Omit all images. Transcribe the rest of the material below exactly.

[Dataset rows about figures]
────────────────
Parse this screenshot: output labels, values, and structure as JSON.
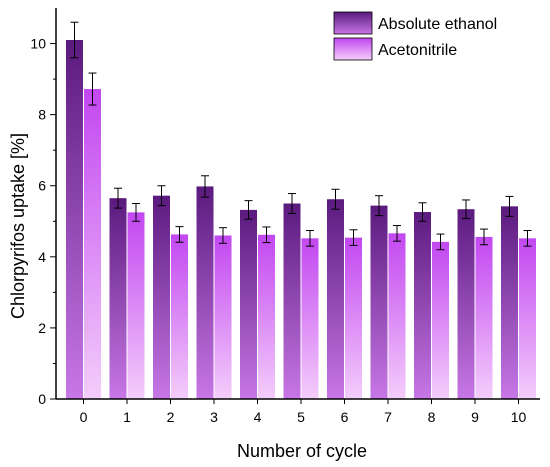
{
  "chart_data": {
    "type": "bar",
    "title": "",
    "xlabel": "Number of cycle",
    "ylabel": "Chlorpyrifos uptake [%]",
    "ylim": [
      0,
      11
    ],
    "yticks": [
      0,
      2,
      4,
      6,
      8,
      10
    ],
    "categories": [
      "0",
      "1",
      "2",
      "3",
      "4",
      "5",
      "6",
      "7",
      "8",
      "9",
      "10"
    ],
    "grid": false,
    "legend_position": "top-right",
    "series": [
      {
        "name": "Absolute ethanol",
        "color_top": "#5b1a7e",
        "color_bottom": "#c777e6",
        "values": [
          10.1,
          5.65,
          5.72,
          5.98,
          5.32,
          5.5,
          5.62,
          5.44,
          5.26,
          5.34,
          5.42
        ],
        "errors": [
          0.5,
          0.28,
          0.28,
          0.3,
          0.26,
          0.28,
          0.28,
          0.28,
          0.26,
          0.26,
          0.28
        ]
      },
      {
        "name": "Acetonitrile",
        "color_top": "#c247f0",
        "color_bottom": "#f4cdfb",
        "values": [
          8.72,
          5.25,
          4.63,
          4.6,
          4.62,
          4.52,
          4.54,
          4.66,
          4.42,
          4.56,
          4.52
        ],
        "errors": [
          0.45,
          0.25,
          0.22,
          0.22,
          0.22,
          0.22,
          0.22,
          0.22,
          0.22,
          0.22,
          0.22
        ]
      }
    ]
  }
}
────────────────
# COMPLETED EXERCISE
Parse this screenshot: output labels, values, and structure as JSON.
{
  "chart_data": {
    "type": "bar",
    "title": "",
    "xlabel": "Number of cycle",
    "ylabel": "Chlorpyrifos uptake [%]",
    "ylim": [
      0,
      11
    ],
    "yticks": [
      0,
      2,
      4,
      6,
      8,
      10
    ],
    "categories": [
      "0",
      "1",
      "2",
      "3",
      "4",
      "5",
      "6",
      "7",
      "8",
      "9",
      "10"
    ],
    "grid": false,
    "legend_position": "top-right",
    "series": [
      {
        "name": "Absolute ethanol",
        "color_top": "#5b1a7e",
        "color_bottom": "#c777e6",
        "values": [
          10.1,
          5.65,
          5.72,
          5.98,
          5.32,
          5.5,
          5.62,
          5.44,
          5.26,
          5.34,
          5.42
        ],
        "errors": [
          0.5,
          0.28,
          0.28,
          0.3,
          0.26,
          0.28,
          0.28,
          0.28,
          0.26,
          0.26,
          0.28
        ]
      },
      {
        "name": "Acetonitrile",
        "color_top": "#c247f0",
        "color_bottom": "#f4cdfb",
        "values": [
          8.72,
          5.25,
          4.63,
          4.6,
          4.62,
          4.52,
          4.54,
          4.66,
          4.42,
          4.56,
          4.52
        ],
        "errors": [
          0.45,
          0.25,
          0.22,
          0.22,
          0.22,
          0.22,
          0.22,
          0.22,
          0.22,
          0.22,
          0.22
        ]
      }
    ]
  }
}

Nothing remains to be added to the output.